----- EXTRACT -----
Improved polymer shuttles genes into cells
Biodegradable chemical could one day provide nonviral gene therapy.
Scientists have created a biodegradable polymer that can shuttle DNA into cells, raising the possibility that the compound may one day provide a safer way of performing gene therapy.
There have been more than 1,000 trials of gene therapy, a pioneering way of fixing genetic defects by introducing new genetic material straight into a person's DNA; most of these have been early stages of clinical trials, to test for safety.
Most of the trials rely on viruses to escort therapeutic fragments of DNA through the gauntlet of cell membranes and myriad chemical landscapes of the body, to insert it into a person's DNA. Safety concerns about these viruses, including their potential to cause cancer, have made nonviral approaches an attractive alternative.
----- DATASET EXCERPTS -----
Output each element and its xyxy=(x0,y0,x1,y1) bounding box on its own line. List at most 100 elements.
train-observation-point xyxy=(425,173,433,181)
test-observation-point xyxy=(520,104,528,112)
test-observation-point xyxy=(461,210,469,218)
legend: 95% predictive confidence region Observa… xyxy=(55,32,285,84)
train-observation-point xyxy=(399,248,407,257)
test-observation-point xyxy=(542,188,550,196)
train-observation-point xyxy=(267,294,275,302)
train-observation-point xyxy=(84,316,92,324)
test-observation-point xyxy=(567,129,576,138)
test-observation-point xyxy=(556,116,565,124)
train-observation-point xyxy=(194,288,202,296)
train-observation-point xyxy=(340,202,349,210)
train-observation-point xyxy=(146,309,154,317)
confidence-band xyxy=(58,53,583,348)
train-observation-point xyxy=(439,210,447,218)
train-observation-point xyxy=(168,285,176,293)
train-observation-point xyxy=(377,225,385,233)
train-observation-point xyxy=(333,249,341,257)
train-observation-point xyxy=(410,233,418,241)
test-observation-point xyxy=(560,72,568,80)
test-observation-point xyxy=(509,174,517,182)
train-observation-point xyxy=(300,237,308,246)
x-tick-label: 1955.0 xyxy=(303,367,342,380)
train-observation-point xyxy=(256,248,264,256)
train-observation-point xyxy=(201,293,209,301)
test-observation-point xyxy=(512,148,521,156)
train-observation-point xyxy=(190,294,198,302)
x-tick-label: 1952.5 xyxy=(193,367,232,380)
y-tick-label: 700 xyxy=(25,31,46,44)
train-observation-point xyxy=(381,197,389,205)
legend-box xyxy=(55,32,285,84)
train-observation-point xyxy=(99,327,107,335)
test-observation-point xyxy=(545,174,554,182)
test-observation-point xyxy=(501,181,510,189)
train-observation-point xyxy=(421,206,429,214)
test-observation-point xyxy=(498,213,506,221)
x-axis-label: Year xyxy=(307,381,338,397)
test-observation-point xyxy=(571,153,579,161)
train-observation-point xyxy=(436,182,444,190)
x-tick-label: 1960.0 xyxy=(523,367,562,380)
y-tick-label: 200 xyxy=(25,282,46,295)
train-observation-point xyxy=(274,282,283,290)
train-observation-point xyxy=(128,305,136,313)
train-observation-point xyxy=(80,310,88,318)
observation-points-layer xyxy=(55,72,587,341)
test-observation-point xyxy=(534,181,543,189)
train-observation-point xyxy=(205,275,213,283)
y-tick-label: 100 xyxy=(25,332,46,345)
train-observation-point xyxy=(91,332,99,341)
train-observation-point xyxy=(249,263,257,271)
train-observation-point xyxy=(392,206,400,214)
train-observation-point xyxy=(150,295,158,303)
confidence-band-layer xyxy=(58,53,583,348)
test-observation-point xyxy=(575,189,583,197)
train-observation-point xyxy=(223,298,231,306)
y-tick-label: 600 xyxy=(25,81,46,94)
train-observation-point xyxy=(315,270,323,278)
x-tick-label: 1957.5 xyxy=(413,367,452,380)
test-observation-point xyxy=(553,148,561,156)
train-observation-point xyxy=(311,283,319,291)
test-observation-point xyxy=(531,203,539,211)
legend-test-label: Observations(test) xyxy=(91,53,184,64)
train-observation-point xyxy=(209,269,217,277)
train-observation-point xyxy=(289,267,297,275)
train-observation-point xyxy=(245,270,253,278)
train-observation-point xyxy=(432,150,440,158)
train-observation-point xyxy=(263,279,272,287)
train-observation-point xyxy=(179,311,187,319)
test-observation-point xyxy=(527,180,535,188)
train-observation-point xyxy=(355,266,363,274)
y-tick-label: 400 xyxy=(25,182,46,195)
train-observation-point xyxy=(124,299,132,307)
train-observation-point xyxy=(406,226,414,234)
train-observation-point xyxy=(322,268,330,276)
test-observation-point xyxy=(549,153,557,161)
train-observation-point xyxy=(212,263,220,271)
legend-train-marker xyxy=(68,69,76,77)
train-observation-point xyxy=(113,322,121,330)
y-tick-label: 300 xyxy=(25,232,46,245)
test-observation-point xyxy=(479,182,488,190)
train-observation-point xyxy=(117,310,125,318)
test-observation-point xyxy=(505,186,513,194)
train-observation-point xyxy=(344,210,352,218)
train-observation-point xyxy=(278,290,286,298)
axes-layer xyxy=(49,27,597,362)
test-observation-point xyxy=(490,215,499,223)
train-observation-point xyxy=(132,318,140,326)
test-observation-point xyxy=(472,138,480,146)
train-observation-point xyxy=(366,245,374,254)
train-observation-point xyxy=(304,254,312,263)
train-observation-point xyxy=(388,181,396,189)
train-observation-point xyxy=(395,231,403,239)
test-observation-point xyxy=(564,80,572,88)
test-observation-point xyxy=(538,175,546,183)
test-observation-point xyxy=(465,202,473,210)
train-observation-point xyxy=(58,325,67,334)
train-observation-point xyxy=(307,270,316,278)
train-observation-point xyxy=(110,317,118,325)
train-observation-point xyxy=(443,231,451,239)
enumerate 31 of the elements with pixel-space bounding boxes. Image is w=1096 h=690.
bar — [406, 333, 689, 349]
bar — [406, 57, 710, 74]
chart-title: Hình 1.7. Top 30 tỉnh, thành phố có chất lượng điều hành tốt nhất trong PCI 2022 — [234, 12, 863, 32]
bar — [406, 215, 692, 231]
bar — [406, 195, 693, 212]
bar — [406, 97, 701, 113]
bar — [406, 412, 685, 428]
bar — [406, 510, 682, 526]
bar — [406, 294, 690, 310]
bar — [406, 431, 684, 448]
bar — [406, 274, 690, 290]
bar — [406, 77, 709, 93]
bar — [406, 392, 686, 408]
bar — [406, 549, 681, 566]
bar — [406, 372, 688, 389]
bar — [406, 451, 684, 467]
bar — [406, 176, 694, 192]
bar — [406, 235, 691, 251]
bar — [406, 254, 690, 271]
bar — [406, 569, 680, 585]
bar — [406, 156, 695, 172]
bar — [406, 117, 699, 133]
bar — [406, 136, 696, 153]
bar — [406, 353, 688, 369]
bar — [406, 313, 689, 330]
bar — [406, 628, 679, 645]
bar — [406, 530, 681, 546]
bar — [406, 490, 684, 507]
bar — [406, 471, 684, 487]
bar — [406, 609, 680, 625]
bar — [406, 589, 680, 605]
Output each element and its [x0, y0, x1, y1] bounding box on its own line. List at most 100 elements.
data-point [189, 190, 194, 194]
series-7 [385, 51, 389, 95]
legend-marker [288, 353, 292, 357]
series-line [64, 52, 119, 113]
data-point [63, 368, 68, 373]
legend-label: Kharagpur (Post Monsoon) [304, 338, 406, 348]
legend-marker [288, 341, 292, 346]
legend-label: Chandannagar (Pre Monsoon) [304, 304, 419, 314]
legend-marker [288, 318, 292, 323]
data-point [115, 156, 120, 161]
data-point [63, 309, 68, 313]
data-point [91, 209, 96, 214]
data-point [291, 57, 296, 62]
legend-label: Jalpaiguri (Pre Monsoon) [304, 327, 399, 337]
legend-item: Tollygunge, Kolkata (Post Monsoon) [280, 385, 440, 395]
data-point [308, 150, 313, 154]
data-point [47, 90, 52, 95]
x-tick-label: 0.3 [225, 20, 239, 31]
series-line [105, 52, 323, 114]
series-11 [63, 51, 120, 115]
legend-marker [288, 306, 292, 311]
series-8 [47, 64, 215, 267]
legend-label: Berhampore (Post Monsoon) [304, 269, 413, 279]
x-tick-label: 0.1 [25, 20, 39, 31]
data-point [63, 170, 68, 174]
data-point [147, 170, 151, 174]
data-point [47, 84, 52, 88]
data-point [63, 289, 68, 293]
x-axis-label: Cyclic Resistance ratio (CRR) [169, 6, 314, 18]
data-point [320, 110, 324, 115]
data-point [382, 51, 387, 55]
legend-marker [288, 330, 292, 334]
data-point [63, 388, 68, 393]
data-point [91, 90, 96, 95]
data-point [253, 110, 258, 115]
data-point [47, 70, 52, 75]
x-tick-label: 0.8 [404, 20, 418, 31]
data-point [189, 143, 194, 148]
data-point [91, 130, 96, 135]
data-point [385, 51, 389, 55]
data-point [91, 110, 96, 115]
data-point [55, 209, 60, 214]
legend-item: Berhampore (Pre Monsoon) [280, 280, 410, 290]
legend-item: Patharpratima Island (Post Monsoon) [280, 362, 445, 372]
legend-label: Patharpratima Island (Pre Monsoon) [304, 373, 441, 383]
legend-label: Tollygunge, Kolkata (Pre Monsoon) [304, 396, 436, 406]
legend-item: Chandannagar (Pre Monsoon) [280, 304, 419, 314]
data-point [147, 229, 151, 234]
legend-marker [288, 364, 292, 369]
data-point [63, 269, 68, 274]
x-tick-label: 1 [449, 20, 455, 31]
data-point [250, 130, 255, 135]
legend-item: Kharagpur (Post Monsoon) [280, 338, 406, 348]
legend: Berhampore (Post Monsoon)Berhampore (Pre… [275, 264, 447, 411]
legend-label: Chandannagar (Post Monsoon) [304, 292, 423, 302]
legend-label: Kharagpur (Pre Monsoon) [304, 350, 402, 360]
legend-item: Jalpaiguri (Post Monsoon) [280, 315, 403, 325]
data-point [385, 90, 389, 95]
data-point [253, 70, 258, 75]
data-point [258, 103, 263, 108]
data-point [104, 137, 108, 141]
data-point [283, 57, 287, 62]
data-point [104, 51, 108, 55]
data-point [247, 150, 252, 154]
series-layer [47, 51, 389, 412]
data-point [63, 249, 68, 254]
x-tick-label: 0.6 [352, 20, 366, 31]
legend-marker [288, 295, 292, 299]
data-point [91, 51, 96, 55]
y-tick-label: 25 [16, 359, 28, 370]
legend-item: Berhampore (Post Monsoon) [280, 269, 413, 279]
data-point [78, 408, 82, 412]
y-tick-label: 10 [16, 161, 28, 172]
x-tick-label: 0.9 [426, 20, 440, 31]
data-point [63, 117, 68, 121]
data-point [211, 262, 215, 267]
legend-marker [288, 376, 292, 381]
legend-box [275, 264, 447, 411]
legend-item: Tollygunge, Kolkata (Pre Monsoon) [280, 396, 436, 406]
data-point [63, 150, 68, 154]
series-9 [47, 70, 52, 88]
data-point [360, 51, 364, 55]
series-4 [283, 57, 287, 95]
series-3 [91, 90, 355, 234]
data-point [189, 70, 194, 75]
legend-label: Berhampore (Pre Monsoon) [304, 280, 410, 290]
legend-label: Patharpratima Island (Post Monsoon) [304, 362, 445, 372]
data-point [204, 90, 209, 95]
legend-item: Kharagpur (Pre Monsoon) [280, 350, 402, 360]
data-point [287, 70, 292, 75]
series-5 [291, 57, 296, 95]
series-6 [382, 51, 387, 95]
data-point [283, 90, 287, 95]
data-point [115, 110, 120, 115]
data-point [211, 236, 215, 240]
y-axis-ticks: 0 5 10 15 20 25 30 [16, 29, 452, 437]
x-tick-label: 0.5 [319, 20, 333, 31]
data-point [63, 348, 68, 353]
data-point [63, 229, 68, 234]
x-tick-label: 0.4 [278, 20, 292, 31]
-----
§ **WORK ITEM**
Reproduce the article above on the biodegradable gene-shuttling polymer in full, word for word.

§ **ANSWER SPACE**
Improved polymer shuttles genes into cells
Biodegradable chemical could one day provide nonviral gene therapy.
Scientists have created a biodegradable polymer that can shuttle DNA into cells, raising the possibility that the compound may one day provide a safer way of performing gene therapy.
There have been more than 1,000 trials of gene therapy, a pioneering way of fixing genetic defects by introducing new genetic material straight into a person's DNA; most of these have been early stages of clinical trials, to test for safety.
Most of the trials rely on viruses to escort therapeutic fragments of DNA through the gauntlet of cell membranes and myriad chemical landscapes of the body, to insert it into a person's DNA. Safety concerns about these viruses, including their potential to cause cancer, have made nonviral approaches an attractive alternative.